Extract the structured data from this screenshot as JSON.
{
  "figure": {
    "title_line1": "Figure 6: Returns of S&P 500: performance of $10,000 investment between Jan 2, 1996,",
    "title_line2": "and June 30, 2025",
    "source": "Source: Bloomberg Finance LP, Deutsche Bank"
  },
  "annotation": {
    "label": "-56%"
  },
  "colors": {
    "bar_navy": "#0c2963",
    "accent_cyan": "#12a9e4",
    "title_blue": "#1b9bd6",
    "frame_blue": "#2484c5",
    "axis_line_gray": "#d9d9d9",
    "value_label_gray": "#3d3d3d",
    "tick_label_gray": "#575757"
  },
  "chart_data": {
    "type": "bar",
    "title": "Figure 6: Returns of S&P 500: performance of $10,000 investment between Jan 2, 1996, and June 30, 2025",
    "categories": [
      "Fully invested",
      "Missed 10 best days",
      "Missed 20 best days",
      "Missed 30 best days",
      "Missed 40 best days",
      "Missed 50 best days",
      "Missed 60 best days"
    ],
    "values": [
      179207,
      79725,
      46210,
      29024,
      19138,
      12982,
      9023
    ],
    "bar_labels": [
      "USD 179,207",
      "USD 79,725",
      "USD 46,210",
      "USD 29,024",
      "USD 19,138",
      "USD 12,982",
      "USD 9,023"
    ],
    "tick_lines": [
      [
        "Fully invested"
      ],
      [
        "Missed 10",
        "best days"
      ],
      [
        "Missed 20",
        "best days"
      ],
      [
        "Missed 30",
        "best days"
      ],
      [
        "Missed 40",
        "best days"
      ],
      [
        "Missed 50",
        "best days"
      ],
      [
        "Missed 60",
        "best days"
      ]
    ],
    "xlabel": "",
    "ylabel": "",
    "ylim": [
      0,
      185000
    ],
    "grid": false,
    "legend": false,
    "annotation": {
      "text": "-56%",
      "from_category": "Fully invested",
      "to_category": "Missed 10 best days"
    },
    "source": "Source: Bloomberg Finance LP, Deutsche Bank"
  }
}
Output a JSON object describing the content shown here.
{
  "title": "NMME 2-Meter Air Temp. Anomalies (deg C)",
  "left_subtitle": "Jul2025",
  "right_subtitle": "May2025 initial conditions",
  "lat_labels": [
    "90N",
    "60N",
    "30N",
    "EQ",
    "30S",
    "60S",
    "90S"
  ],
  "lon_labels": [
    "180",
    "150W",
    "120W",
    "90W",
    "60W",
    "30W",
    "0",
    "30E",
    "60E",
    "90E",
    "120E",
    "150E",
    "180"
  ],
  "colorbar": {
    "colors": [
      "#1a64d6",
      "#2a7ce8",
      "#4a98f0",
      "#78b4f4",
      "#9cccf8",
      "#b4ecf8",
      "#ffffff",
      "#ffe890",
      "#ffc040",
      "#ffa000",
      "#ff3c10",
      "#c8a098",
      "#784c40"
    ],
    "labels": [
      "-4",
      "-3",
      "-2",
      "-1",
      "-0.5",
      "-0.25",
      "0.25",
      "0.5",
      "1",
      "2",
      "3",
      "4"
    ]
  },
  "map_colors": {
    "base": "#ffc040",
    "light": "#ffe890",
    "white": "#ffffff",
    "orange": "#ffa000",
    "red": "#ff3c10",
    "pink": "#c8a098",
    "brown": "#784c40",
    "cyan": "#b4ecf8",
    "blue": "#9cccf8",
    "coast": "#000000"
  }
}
────────────────
Only the lines from the one containing "Output a JSON" to the end of the data should be printed, exactly as they stand.

• **Result below**:
Output a JSON object describing the content shown here.
{
  "title": "NMME 2-Meter Air Temp. Anomalies (deg C)",
  "left_subtitle": "Jul2025",
  "right_subtitle": "May2025 initial conditions",
  "lat_labels": [
    "90N",
    "60N",
    "30N",
    "EQ",
    "30S",
    "60S",
    "90S"
  ],
  "lon_labels": [
    "180",
    "150W",
    "120W",
    "90W",
    "60W",
    "30W",
    "0",
    "30E",
    "60E",
    "90E",
    "120E",
    "150E",
    "180"
  ],
  "colorbar": {
    "colors": [
      "#1a64d6",
      "#2a7ce8",
      "#4a98f0",
      "#78b4f4",
      "#9cccf8",
      "#b4ecf8",
      "#ffffff",
      "#ffe890",
      "#ffc040",
      "#ffa000",
      "#ff3c10",
      "#c8a098",
      "#784c40"
    ],
    "labels": [
      "-4",
      "-3",
      "-2",
      "-1",
      "-0.5",
      "-0.25",
      "0.25",
      "0.5",
      "1",
      "2",
      "3",
      "4"
    ]
  },
  "map_colors": {
    "base": "#ffc040",
    "light": "#ffe890",
    "white": "#ffffff",
    "orange": "#ffa000",
    "red": "#ff3c10",
    "pink": "#c8a098",
    "brown": "#784c40",
    "cyan": "#b4ecf8",
    "blue": "#9cccf8",
    "coast": "#000000"
  }
}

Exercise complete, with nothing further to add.